══ Page

= Listed buildings in Read, Lancashire =

Read is a civil parish in Ribble Valley, Lancashire, England. It contains seven listed buildings that are recorded in the National Heritage List for England. Of these, one is at Grade II*, the middle grade, and the others are at Grade II, the lowest grade. The most important building in the parish is the country house Read Hall; this and a number of structures in the grounds are listed. The other listed buildings are a church, a farmhouse, and a railway viaduct.

════
══ Data extract

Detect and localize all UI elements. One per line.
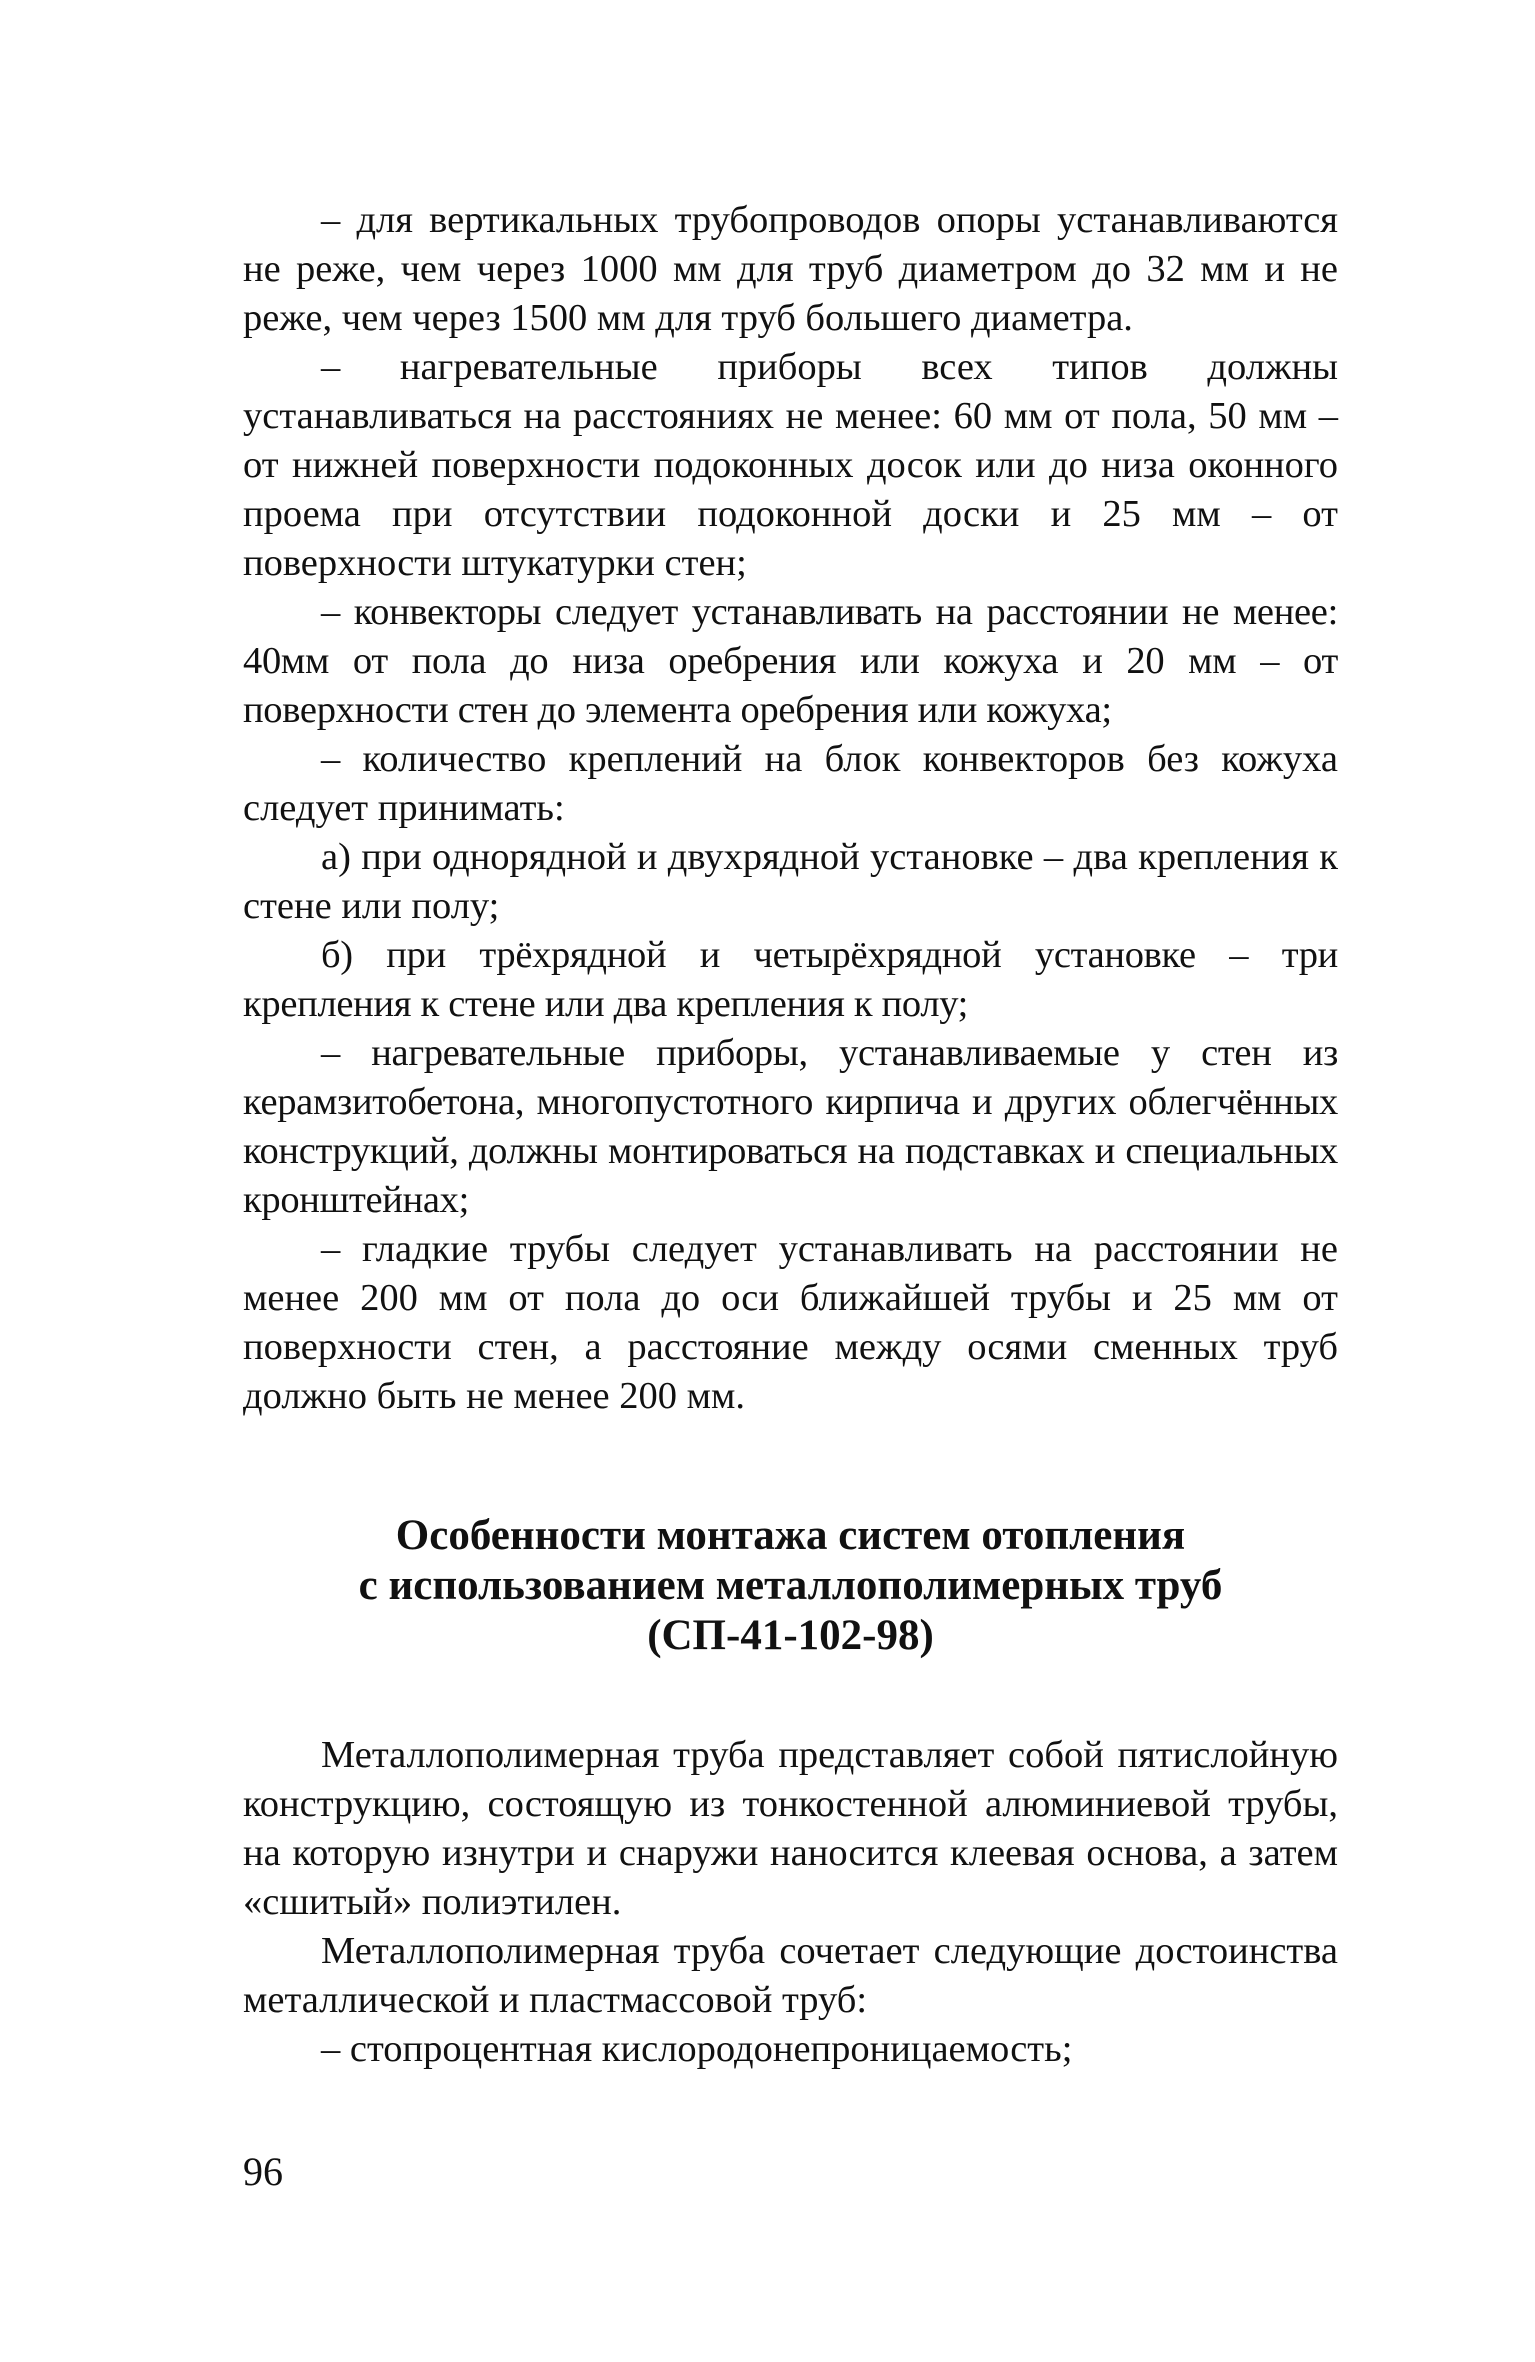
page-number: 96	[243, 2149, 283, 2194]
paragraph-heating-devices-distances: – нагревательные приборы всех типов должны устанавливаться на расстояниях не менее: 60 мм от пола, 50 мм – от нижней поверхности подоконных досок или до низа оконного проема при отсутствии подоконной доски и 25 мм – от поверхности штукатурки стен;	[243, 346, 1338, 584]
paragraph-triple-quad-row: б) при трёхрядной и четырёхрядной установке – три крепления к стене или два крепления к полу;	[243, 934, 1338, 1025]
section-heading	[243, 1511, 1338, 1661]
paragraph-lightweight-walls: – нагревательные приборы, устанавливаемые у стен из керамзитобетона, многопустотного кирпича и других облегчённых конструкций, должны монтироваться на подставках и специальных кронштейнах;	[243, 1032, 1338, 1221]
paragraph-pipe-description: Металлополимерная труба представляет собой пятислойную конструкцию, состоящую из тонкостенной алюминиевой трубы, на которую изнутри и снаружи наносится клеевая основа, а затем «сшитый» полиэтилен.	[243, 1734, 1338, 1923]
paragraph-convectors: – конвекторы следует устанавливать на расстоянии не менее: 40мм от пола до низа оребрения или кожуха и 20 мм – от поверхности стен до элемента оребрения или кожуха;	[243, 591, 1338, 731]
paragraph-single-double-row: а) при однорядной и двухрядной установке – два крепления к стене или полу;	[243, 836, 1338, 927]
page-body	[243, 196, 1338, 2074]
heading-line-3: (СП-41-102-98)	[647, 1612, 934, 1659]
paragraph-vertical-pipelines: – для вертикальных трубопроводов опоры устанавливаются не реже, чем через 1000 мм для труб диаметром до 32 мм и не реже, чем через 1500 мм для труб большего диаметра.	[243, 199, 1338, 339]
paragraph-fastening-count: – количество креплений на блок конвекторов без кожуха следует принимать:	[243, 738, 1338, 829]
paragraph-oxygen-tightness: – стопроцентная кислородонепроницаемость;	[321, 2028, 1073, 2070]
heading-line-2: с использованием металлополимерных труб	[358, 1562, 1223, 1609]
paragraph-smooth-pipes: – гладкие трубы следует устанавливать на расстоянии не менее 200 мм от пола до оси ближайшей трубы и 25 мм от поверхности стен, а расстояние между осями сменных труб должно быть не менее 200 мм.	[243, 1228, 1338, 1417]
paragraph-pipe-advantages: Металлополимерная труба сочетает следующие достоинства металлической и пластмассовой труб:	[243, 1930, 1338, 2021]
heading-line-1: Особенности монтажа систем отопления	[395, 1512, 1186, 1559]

════
══ Data extract

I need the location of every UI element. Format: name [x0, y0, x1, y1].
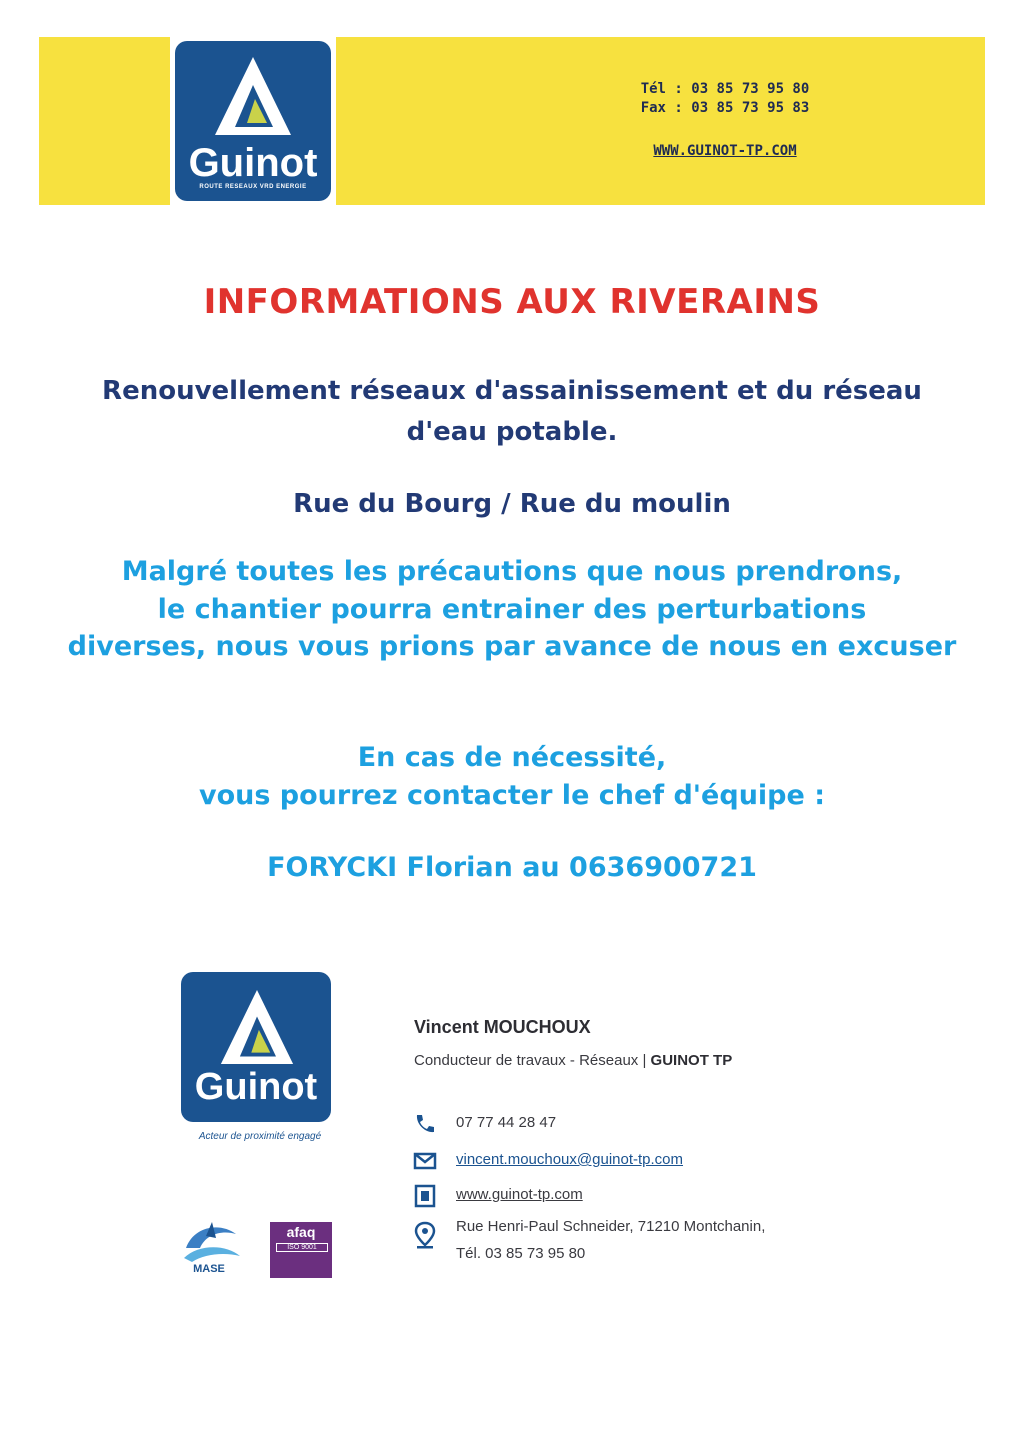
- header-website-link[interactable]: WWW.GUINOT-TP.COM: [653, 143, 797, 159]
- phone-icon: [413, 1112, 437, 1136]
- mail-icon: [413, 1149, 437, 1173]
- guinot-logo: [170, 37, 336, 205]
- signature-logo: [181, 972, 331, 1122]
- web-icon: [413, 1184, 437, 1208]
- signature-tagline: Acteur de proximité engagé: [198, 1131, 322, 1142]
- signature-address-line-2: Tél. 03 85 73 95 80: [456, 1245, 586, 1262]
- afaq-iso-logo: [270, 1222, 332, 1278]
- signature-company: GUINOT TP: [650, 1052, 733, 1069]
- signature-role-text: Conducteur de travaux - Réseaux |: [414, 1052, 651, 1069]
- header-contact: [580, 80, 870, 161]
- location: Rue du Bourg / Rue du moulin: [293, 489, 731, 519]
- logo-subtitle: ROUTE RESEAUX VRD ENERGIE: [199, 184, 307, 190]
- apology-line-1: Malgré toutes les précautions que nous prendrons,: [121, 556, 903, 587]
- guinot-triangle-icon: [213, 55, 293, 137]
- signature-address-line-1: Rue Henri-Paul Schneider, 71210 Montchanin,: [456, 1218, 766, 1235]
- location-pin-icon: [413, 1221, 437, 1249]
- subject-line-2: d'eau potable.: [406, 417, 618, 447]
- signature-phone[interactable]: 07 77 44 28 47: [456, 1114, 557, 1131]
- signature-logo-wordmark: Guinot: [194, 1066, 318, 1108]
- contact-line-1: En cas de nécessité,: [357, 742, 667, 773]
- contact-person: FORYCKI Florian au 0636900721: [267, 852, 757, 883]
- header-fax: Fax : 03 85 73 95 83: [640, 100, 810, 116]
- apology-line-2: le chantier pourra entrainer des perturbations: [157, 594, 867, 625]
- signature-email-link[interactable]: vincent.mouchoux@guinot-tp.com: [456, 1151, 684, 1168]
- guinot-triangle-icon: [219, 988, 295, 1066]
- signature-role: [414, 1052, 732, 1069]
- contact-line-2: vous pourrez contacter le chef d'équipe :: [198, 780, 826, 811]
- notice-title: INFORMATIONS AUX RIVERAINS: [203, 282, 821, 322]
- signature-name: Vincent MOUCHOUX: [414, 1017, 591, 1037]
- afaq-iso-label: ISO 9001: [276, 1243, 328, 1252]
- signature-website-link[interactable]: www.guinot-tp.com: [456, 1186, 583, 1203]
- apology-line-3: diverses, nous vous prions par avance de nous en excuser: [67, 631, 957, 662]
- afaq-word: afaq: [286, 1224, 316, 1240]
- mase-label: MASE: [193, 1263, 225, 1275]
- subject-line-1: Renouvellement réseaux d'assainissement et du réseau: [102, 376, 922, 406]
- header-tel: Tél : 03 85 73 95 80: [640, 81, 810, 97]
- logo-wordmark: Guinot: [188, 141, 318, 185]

════
══ Data extract

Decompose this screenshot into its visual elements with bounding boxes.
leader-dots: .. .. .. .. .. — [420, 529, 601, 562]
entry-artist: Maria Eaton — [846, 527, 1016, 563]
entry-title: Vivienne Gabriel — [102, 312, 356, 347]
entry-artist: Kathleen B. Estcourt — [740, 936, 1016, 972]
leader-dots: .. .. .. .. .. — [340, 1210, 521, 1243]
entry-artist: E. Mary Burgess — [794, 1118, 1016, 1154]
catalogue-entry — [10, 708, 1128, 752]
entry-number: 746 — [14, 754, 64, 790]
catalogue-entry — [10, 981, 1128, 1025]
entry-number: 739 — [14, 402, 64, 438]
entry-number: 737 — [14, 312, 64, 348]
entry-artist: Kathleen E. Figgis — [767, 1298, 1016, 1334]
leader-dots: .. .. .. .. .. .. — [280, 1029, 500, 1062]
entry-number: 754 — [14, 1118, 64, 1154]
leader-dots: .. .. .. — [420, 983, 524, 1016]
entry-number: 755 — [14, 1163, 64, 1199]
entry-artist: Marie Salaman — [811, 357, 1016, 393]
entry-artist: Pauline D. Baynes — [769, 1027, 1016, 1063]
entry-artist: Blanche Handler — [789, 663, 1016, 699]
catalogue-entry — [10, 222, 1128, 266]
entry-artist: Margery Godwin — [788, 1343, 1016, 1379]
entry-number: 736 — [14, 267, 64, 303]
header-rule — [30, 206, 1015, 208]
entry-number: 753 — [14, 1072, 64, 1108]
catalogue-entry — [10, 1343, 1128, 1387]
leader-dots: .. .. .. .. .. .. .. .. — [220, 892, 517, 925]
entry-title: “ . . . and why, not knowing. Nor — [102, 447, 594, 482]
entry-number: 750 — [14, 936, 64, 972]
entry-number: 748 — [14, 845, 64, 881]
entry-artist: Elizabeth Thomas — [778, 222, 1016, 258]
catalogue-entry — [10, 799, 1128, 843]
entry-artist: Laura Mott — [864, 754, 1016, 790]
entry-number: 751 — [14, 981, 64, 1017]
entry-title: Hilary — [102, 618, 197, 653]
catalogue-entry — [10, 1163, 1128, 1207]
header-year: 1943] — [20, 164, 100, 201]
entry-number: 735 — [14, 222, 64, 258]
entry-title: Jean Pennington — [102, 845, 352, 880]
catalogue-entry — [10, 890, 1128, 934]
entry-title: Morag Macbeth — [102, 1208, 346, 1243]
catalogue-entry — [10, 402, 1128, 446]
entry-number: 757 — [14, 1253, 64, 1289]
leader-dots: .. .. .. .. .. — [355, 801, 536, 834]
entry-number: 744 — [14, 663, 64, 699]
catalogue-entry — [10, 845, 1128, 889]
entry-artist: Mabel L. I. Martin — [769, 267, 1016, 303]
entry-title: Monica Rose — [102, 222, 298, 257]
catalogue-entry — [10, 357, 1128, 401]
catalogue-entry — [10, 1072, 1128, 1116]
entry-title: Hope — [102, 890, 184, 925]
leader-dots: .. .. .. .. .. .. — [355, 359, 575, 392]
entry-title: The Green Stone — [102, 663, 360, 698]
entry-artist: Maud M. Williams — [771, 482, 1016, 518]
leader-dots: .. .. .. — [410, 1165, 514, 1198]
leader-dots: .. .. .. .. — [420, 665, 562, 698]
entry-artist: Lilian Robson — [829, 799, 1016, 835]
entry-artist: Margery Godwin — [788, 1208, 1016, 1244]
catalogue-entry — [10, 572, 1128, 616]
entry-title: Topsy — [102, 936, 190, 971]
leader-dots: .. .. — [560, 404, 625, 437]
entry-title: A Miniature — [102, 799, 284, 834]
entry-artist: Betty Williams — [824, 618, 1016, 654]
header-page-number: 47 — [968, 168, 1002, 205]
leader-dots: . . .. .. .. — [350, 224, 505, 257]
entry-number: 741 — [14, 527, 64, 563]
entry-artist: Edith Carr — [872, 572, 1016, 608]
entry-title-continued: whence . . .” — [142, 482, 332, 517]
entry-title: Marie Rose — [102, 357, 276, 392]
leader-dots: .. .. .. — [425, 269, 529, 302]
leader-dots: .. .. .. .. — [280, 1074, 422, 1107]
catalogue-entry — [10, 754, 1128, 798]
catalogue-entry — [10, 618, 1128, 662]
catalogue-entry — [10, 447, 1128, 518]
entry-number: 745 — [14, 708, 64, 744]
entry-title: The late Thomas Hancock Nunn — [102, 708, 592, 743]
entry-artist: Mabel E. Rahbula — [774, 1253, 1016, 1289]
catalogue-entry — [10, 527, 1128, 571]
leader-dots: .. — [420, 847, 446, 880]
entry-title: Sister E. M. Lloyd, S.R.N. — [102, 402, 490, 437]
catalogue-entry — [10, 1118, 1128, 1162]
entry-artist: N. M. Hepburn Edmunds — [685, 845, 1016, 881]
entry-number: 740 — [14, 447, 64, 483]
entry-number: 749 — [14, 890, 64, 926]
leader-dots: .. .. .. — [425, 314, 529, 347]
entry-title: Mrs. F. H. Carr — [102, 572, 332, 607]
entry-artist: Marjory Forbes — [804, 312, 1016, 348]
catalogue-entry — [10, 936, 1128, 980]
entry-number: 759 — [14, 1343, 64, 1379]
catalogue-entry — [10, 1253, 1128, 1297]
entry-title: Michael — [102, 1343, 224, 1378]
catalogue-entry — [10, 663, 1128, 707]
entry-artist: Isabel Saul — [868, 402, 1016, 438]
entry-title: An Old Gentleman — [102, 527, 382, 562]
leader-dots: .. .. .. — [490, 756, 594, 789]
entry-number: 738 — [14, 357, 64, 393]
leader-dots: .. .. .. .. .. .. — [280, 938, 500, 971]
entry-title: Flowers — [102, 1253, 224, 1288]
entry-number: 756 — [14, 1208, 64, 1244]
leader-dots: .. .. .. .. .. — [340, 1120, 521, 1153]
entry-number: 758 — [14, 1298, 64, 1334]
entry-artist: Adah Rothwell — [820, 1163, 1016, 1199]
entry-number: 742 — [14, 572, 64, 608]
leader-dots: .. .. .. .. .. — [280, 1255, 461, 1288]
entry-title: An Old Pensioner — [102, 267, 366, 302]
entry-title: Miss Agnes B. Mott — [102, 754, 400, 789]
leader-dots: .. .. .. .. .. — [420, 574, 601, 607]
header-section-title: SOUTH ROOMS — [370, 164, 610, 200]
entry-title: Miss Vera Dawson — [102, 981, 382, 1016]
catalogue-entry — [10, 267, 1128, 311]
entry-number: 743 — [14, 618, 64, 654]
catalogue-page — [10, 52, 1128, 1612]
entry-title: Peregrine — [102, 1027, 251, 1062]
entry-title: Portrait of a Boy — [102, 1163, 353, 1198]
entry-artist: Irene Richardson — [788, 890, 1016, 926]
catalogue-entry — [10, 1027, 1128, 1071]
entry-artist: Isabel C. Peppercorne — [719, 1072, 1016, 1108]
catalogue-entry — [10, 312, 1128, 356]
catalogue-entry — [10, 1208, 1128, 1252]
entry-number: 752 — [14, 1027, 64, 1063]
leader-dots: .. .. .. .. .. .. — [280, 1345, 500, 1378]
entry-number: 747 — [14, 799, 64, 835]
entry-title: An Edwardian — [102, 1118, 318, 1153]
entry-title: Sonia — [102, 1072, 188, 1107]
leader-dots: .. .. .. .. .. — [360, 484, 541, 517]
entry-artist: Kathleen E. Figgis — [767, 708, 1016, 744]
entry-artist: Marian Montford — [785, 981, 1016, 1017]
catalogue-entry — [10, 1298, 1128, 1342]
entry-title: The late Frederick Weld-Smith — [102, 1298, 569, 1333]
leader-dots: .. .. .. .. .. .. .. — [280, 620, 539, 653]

════

#### [List of tasks]
**a)** In the page on listed buildings in Read, Lancashire, what is the most important building in the parish?
**b)** Quote the Read listed-buildings page, beginning at the words "Read is a civil" and stopping after "a railway viaduct.".

#### [Results]
**a)** The country house Read Hall.

**b)**
Read is a civil parish in Ribble Valley, Lancashire, England. It contains seven listed buildings that are recorded in the National Heritage List for England. Of these, one is at Grade II*, the middle grade, and the others are at Grade II, the lowest grade. The most important building in the parish is the country house Read Hall; this and a number of structures in the grounds are listed. The other listed buildings are a church, a farmhouse, and a railway viaduct.